INSTRUCTIONS FOR THE TASK - Send back the entries below exactly as they appear.

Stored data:
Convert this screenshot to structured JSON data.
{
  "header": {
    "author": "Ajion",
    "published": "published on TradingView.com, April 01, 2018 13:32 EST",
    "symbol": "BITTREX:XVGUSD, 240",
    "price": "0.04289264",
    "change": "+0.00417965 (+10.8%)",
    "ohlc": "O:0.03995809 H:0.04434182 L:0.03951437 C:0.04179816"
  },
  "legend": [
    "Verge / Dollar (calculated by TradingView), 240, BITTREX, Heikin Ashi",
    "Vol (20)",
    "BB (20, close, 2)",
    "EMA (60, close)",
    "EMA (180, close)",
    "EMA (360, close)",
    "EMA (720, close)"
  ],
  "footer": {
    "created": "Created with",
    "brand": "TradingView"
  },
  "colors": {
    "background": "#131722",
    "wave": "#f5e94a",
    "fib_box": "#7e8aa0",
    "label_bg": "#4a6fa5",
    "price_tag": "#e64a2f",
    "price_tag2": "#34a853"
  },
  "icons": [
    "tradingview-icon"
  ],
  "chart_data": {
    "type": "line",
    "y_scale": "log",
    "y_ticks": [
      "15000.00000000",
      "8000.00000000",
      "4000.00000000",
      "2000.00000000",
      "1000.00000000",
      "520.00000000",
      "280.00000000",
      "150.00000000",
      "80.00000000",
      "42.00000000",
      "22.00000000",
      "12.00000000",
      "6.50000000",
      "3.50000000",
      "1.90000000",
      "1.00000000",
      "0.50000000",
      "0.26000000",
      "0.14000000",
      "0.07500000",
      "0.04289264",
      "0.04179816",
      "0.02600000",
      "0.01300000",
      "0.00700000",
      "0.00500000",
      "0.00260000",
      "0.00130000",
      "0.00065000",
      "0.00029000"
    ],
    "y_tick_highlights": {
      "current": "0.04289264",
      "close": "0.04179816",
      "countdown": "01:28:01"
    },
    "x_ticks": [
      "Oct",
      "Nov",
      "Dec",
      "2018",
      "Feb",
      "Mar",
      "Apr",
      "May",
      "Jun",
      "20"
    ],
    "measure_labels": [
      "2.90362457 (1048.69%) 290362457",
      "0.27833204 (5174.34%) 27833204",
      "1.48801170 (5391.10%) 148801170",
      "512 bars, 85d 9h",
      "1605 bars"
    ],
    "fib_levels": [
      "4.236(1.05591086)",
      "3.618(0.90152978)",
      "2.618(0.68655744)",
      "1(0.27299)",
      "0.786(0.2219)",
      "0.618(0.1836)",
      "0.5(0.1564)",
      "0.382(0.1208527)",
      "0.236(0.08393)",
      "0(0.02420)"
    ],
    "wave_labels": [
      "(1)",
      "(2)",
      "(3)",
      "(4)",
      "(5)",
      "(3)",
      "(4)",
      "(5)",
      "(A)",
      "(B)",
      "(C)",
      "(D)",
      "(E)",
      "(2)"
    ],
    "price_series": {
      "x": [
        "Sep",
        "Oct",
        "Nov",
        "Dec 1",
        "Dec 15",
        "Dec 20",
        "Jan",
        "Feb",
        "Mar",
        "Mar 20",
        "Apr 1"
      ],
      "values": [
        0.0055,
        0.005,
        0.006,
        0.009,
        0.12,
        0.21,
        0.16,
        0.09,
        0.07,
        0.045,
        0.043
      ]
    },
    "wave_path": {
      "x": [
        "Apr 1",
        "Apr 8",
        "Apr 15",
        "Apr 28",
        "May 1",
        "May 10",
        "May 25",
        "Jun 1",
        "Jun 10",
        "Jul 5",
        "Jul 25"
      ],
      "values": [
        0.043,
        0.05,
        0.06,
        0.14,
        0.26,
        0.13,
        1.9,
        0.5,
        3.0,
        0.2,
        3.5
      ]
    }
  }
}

SOLUTION TO THIS PROBLEM -
Convert this screenshot to structured JSON data.
{
  "header": {
    "author": "Ajion",
    "published": "published on TradingView.com, April 01, 2018 13:32 EST",
    "symbol": "BITTREX:XVGUSD, 240",
    "price": "0.04289264",
    "change": "+0.00417965 (+10.8%)",
    "ohlc": "O:0.03995809 H:0.04434182 L:0.03951437 C:0.04179816"
  },
  "legend": [
    "Verge / Dollar (calculated by TradingView), 240, BITTREX, Heikin Ashi",
    "Vol (20)",
    "BB (20, close, 2)",
    "EMA (60, close)",
    "EMA (180, close)",
    "EMA (360, close)",
    "EMA (720, close)"
  ],
  "footer": {
    "created": "Created with",
    "brand": "TradingView"
  },
  "colors": {
    "background": "#131722",
    "wave": "#f5e94a",
    "fib_box": "#7e8aa0",
    "label_bg": "#4a6fa5",
    "price_tag": "#e64a2f",
    "price_tag2": "#34a853"
  },
  "icons": [
    "tradingview-icon"
  ],
  "chart_data": {
    "type": "line",
    "y_scale": "log",
    "y_ticks": [
      "15000.00000000",
      "8000.00000000",
      "4000.00000000",
      "2000.00000000",
      "1000.00000000",
      "520.00000000",
      "280.00000000",
      "150.00000000",
      "80.00000000",
      "42.00000000",
      "22.00000000",
      "12.00000000",
      "6.50000000",
      "3.50000000",
      "1.90000000",
      "1.00000000",
      "0.50000000",
      "0.26000000",
      "0.14000000",
      "0.07500000",
      "0.04289264",
      "0.04179816",
      "0.02600000",
      "0.01300000",
      "0.00700000",
      "0.00500000",
      "0.00260000",
      "0.00130000",
      "0.00065000",
      "0.00029000"
    ],
    "y_tick_highlights": {
      "current": "0.04289264",
      "close": "0.04179816",
      "countdown": "01:28:01"
    },
    "x_ticks": [
      "Oct",
      "Nov",
      "Dec",
      "2018",
      "Feb",
      "Mar",
      "Apr",
      "May",
      "Jun",
      "20"
    ],
    "measure_labels": [
      "2.90362457 (1048.69%) 290362457",
      "0.27833204 (5174.34%) 27833204",
      "1.48801170 (5391.10%) 148801170",
      "512 bars, 85d 9h",
      "1605 bars"
    ],
    "fib_levels": [
      "4.236(1.05591086)",
      "3.618(0.90152978)",
      "2.618(0.68655744)",
      "1(0.27299)",
      "0.786(0.2219)",
      "0.618(0.1836)",
      "0.5(0.1564)",
      "0.382(0.1208527)",
      "0.236(0.08393)",
      "0(0.02420)"
    ],
    "wave_labels": [
      "(1)",
      "(2)",
      "(3)",
      "(4)",
      "(5)",
      "(3)",
      "(4)",
      "(5)",
      "(A)",
      "(B)",
      "(C)",
      "(D)",
      "(E)",
      "(2)"
    ],
    "price_series": {
      "x": [
        "Sep",
        "Oct",
        "Nov",
        "Dec 1",
        "Dec 15",
        "Dec 20",
        "Jan",
        "Feb",
        "Mar",
        "Mar 20",
        "Apr 1"
      ],
      "values": [
        0.0055,
        0.005,
        0.006,
        0.009,
        0.12,
        0.21,
        0.16,
        0.09,
        0.07,
        0.045,
        0.043
      ]
    },
    "wave_path": {
      "x": [
        "Apr 1",
        "Apr 8",
        "Apr 15",
        "Apr 28",
        "May 1",
        "May 10",
        "May 25",
        "Jun 1",
        "Jun 10",
        "Jul 5",
        "Jul 25"
      ],
      "values": [
        0.043,
        0.05,
        0.06,
        0.14,
        0.26,
        0.13,
        1.9,
        0.5,
        3.0,
        0.2,
        3.5
      ]
    }
  }
}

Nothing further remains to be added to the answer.